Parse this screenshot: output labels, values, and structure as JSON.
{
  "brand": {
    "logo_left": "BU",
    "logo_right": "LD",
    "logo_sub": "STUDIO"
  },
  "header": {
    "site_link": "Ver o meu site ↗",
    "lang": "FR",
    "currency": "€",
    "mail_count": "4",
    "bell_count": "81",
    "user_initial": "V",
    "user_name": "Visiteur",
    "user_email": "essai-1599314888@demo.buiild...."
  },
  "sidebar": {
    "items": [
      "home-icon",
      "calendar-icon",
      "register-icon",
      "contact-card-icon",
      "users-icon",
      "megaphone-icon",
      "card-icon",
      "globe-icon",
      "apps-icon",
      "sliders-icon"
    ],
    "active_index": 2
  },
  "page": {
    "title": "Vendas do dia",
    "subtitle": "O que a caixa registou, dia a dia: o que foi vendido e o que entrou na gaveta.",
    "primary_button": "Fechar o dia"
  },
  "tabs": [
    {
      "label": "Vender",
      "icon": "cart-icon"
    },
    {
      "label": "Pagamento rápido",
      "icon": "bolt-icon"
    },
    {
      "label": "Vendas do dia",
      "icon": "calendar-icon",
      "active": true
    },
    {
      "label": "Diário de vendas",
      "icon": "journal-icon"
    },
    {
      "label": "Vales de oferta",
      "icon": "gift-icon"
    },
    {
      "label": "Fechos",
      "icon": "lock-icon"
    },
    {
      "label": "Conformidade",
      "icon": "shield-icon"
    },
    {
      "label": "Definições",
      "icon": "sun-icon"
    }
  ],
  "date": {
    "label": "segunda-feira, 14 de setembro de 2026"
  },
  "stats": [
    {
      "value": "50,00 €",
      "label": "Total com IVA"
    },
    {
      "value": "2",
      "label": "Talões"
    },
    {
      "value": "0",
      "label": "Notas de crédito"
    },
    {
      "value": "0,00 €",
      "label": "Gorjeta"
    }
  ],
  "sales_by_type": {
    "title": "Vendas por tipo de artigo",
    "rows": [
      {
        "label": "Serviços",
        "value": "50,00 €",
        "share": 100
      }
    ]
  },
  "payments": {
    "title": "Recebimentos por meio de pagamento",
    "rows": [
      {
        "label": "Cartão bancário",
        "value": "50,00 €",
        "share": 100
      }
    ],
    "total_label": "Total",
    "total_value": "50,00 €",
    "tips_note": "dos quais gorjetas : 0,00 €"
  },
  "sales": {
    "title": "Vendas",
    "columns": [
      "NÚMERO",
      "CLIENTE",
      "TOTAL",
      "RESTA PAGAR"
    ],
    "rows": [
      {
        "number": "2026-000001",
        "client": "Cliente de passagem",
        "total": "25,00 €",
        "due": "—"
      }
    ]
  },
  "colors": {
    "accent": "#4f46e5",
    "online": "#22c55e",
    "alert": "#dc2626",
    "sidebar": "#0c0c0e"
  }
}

:: Requirements ::
Write every entry out again exactly.

:: Output of the task ::
Parse this screenshot: output labels, values, and structure as JSON.
{
  "brand": {
    "logo_left": "BU",
    "logo_right": "LD",
    "logo_sub": "STUDIO"
  },
  "header": {
    "site_link": "Ver o meu site ↗",
    "lang": "FR",
    "currency": "€",
    "mail_count": "4",
    "bell_count": "81",
    "user_initial": "V",
    "user_name": "Visiteur",
    "user_email": "essai-1599314888@demo.buiild...."
  },
  "sidebar": {
    "items": [
      "home-icon",
      "calendar-icon",
      "register-icon",
      "contact-card-icon",
      "users-icon",
      "megaphone-icon",
      "card-icon",
      "globe-icon",
      "apps-icon",
      "sliders-icon"
    ],
    "active_index": 2
  },
  "page": {
    "title": "Vendas do dia",
    "subtitle": "O que a caixa registou, dia a dia: o que foi vendido e o que entrou na gaveta.",
    "primary_button": "Fechar o dia"
  },
  "tabs": [
    {
      "label": "Vender",
      "icon": "cart-icon"
    },
    {
      "label": "Pagamento rápido",
      "icon": "bolt-icon"
    },
    {
      "label": "Vendas do dia",
      "icon": "calendar-icon",
      "active": true
    },
    {
      "label": "Diário de vendas",
      "icon": "journal-icon"
    },
    {
      "label": "Vales de oferta",
      "icon": "gift-icon"
    },
    {
      "label": "Fechos",
      "icon": "lock-icon"
    },
    {
      "label": "Conformidade",
      "icon": "shield-icon"
    },
    {
      "label": "Definições",
      "icon": "sun-icon"
    }
  ],
  "date": {
    "label": "segunda-feira, 14 de setembro de 2026"
  },
  "stats": [
    {
      "value": "50,00 €",
      "label": "Total com IVA"
    },
    {
      "value": "2",
      "label": "Talões"
    },
    {
      "value": "0",
      "label": "Notas de crédito"
    },
    {
      "value": "0,00 €",
      "label": "Gorjeta"
    }
  ],
  "sales_by_type": {
    "title": "Vendas por tipo de artigo",
    "rows": [
      {
        "label": "Serviços",
        "value": "50,00 €",
        "share": 100
      }
    ]
  },
  "payments": {
    "title": "Recebimentos por meio de pagamento",
    "rows": [
      {
        "label": "Cartão bancário",
        "value": "50,00 €",
        "share": 100
      }
    ],
    "total_label": "Total",
    "total_value": "50,00 €",
    "tips_note": "dos quais gorjetas : 0,00 €"
  },
  "sales": {
    "title": "Vendas",
    "columns": [
      "NÚMERO",
      "CLIENTE",
      "TOTAL",
      "RESTA PAGAR"
    ],
    "rows": [
      {
        "number": "2026-000001",
        "client": "Cliente de passagem",
        "total": "25,00 €",
        "due": "—"
      }
    ]
  },
  "colors": {
    "accent": "#4f46e5",
    "online": "#22c55e",
    "alert": "#dc2626",
    "sidebar": "#0c0c0e"
  }
}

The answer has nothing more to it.